Report the count of lines containing the word "throttle" in the entries below, and nothing more.

========

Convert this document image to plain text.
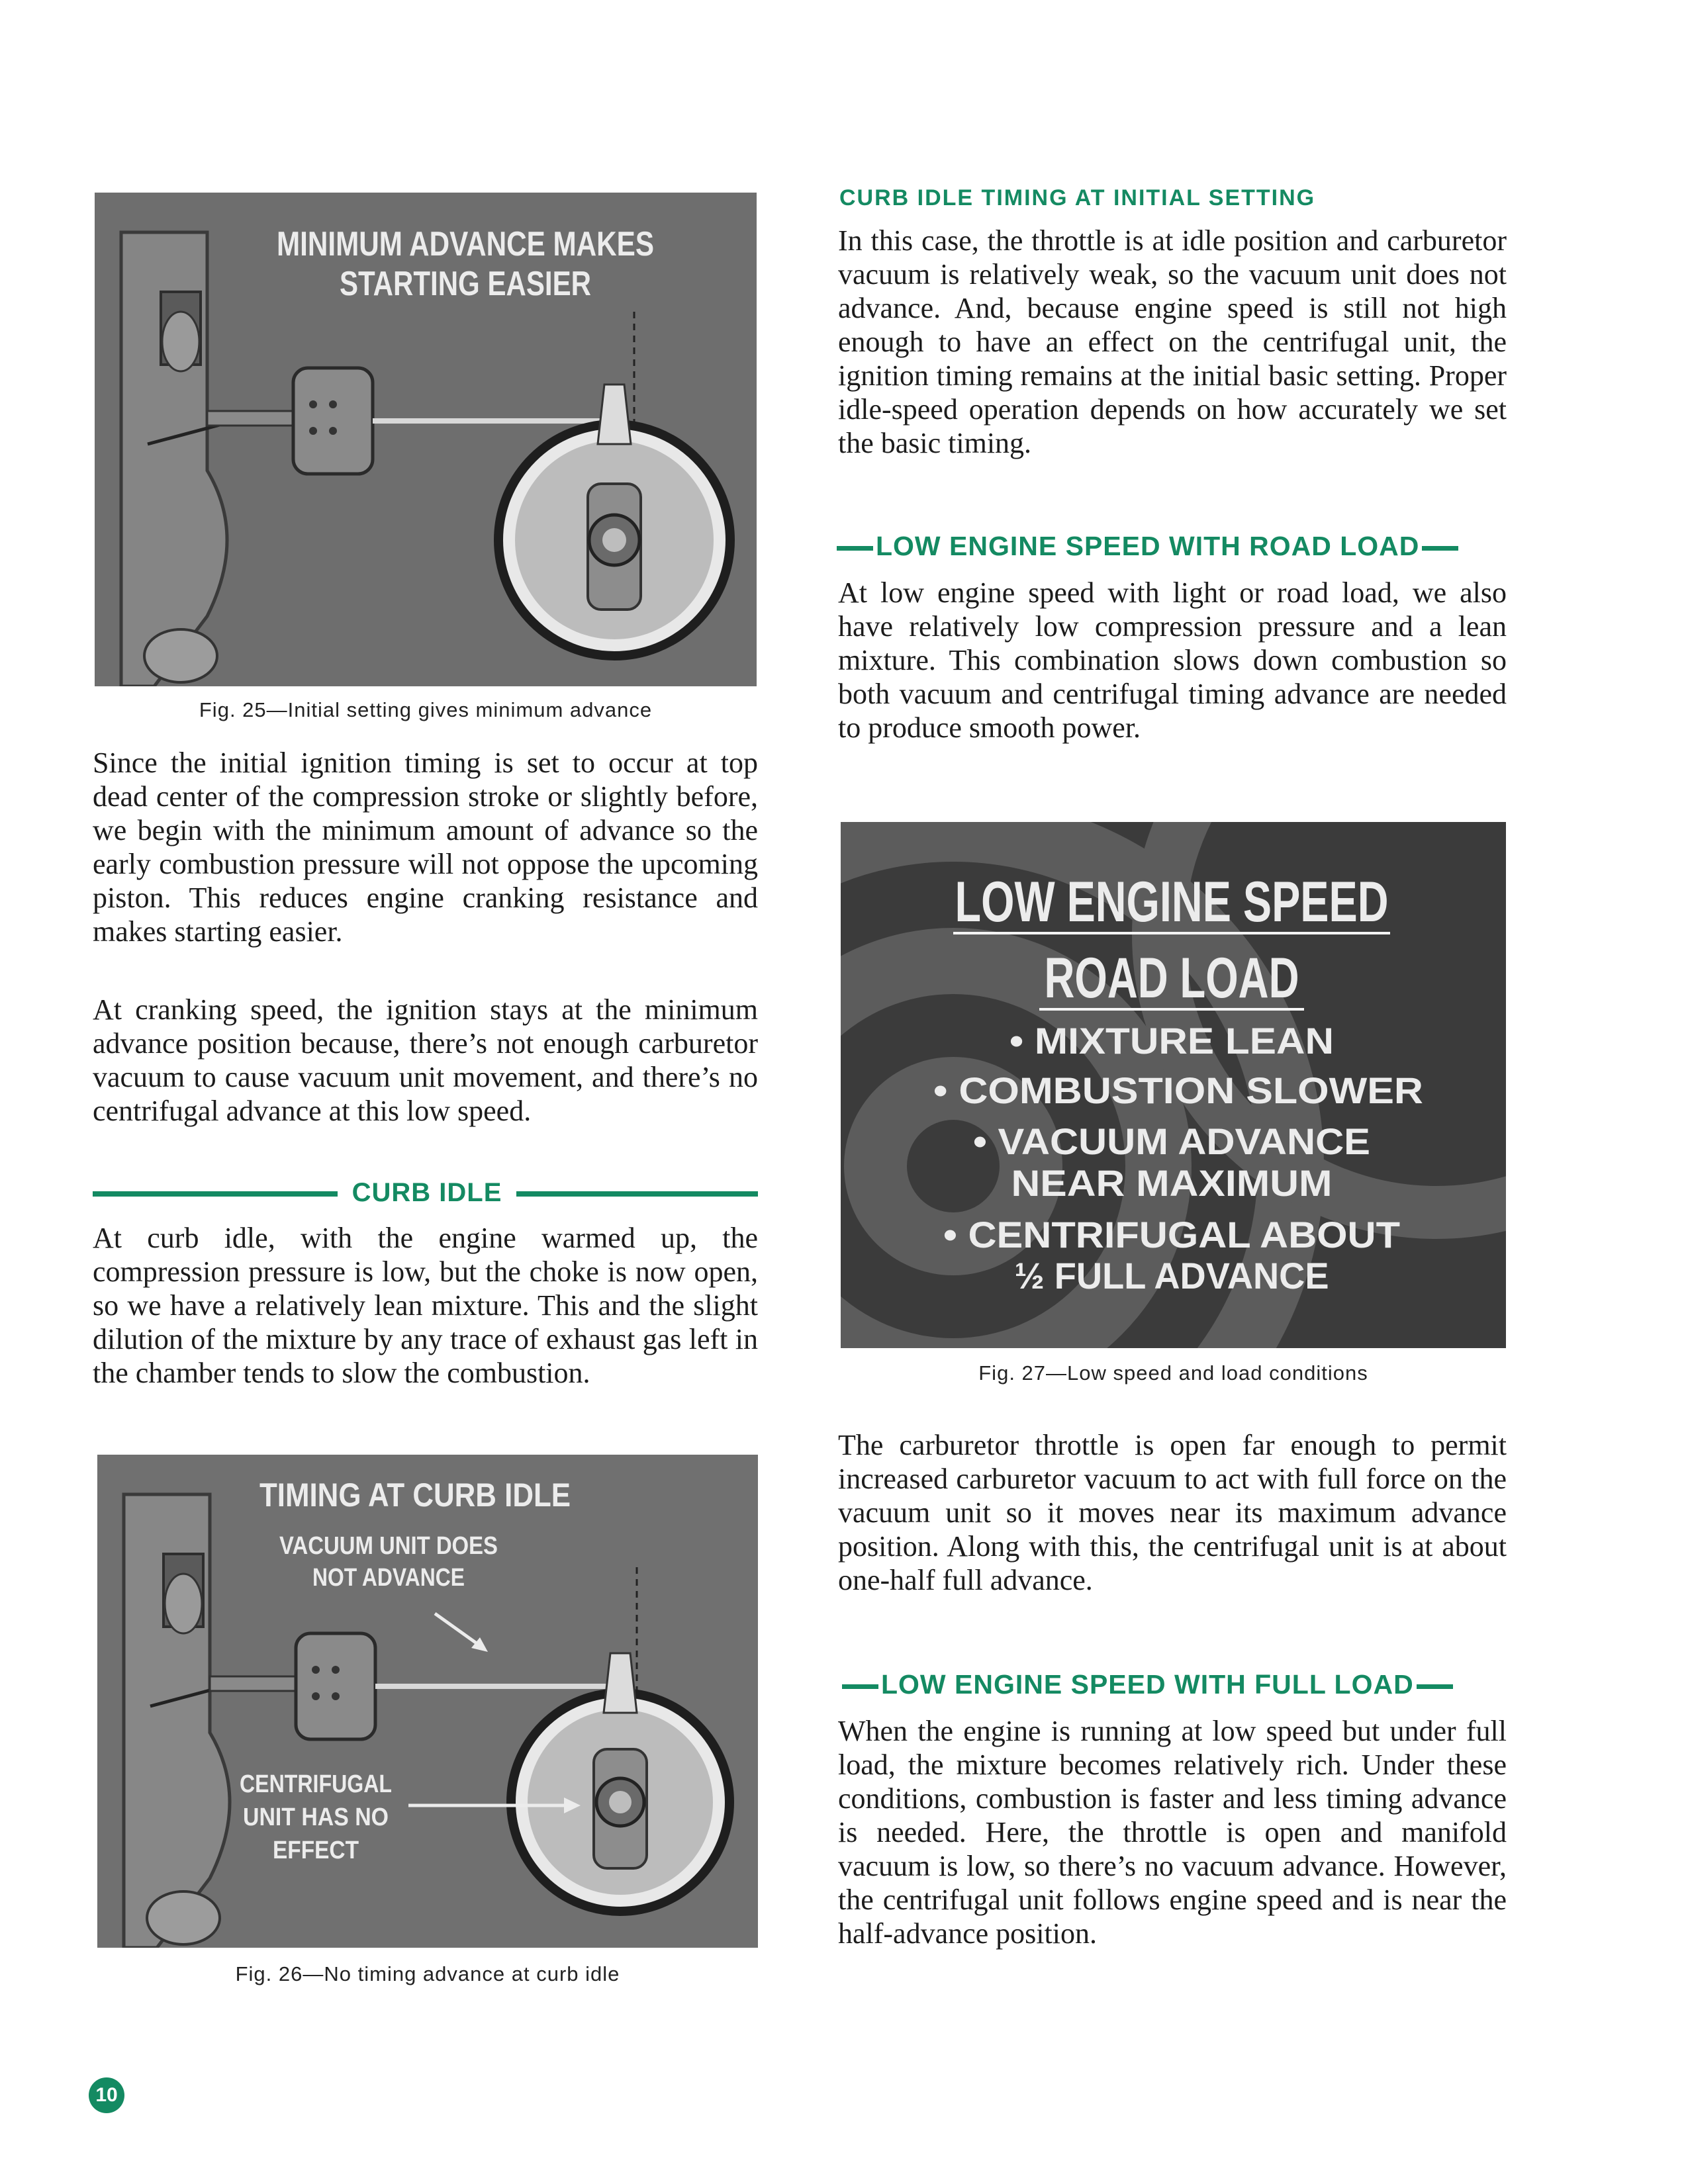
MINIMUM ADVANCE MAKES
STARTING EASIER
Fig. 25—Initial setting gives minimum advance

Since the initial ignition timing is set to occur at top dead center of the compression stroke or slightly before, we begin with the minimum amount of advance so the early combustion pressure will not oppose the upcoming piston. This reduces engine cranking resistance and makes starting easier.

At cranking speed, the ignition stays at the minimum advance position because, there’s not enough carburetor vacuum to cause vacuum unit movement, and there’s no centrifugal advance at this low speed.

CURB IDLE

At curb idle, with the engine warmed up, the compression pressure is low, but the choke is now open, so we have a relatively lean mixture. This and the slight dilution of the mixture by any trace of exhaust gas left in the chamber tends to slow the combustion.

TIMING AT CURB IDLE
VACUUM UNIT DOES
NOT ADVANCE
CENTRIFUGAL
UNIT HAS NO
EFFECT
Fig. 26—No timing advance at curb idle
CURB IDLE TIMING AT INITIAL SETTING

In this case, the throttle is at idle position and carburetor vacuum is relatively weak, so the vacuum unit does not advance. And, because engine speed is still not high enough to have an effect on the centrifugal unit, the ignition timing remains at the initial basic setting. Proper idle-speed operation depends on how accurately we set the basic timing.

LOW ENGINE SPEED WITH ROAD LOAD

At low engine speed with light or road load, we also have relatively low compression pressure and a lean mixture. This combination slows down combustion so both vacuum and centrifugal timing advance are needed to produce smooth power.

LOW ENGINE SPEED
ROAD LOAD
• MIXTURE LEAN
• COMBUSTION SLOWER
• VACUUM ADVANCE
NEAR MAXIMUM
• CENTRIFUGAL ABOUT
½ FULL ADVANCE
Fig. 27—Low speed and load conditions

The carburetor throttle is open far enough to permit increased carburetor vacuum to act with full force on the vacuum unit so it moves near its maximum advance position. Along with this, the centrifugal unit is at about one-half full advance.

LOW ENGINE SPEED WITH FULL LOAD

When the engine is running at low speed but under full load, the mixture becomes relatively rich. Under these conditions, combustion is faster and less timing advance is needed. Here, the throttle is open and manifold vacuum is low, so there’s no vacuum advance. However, the centrifugal unit follows engine speed and is near the half-advance position.

10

========

- Result: 3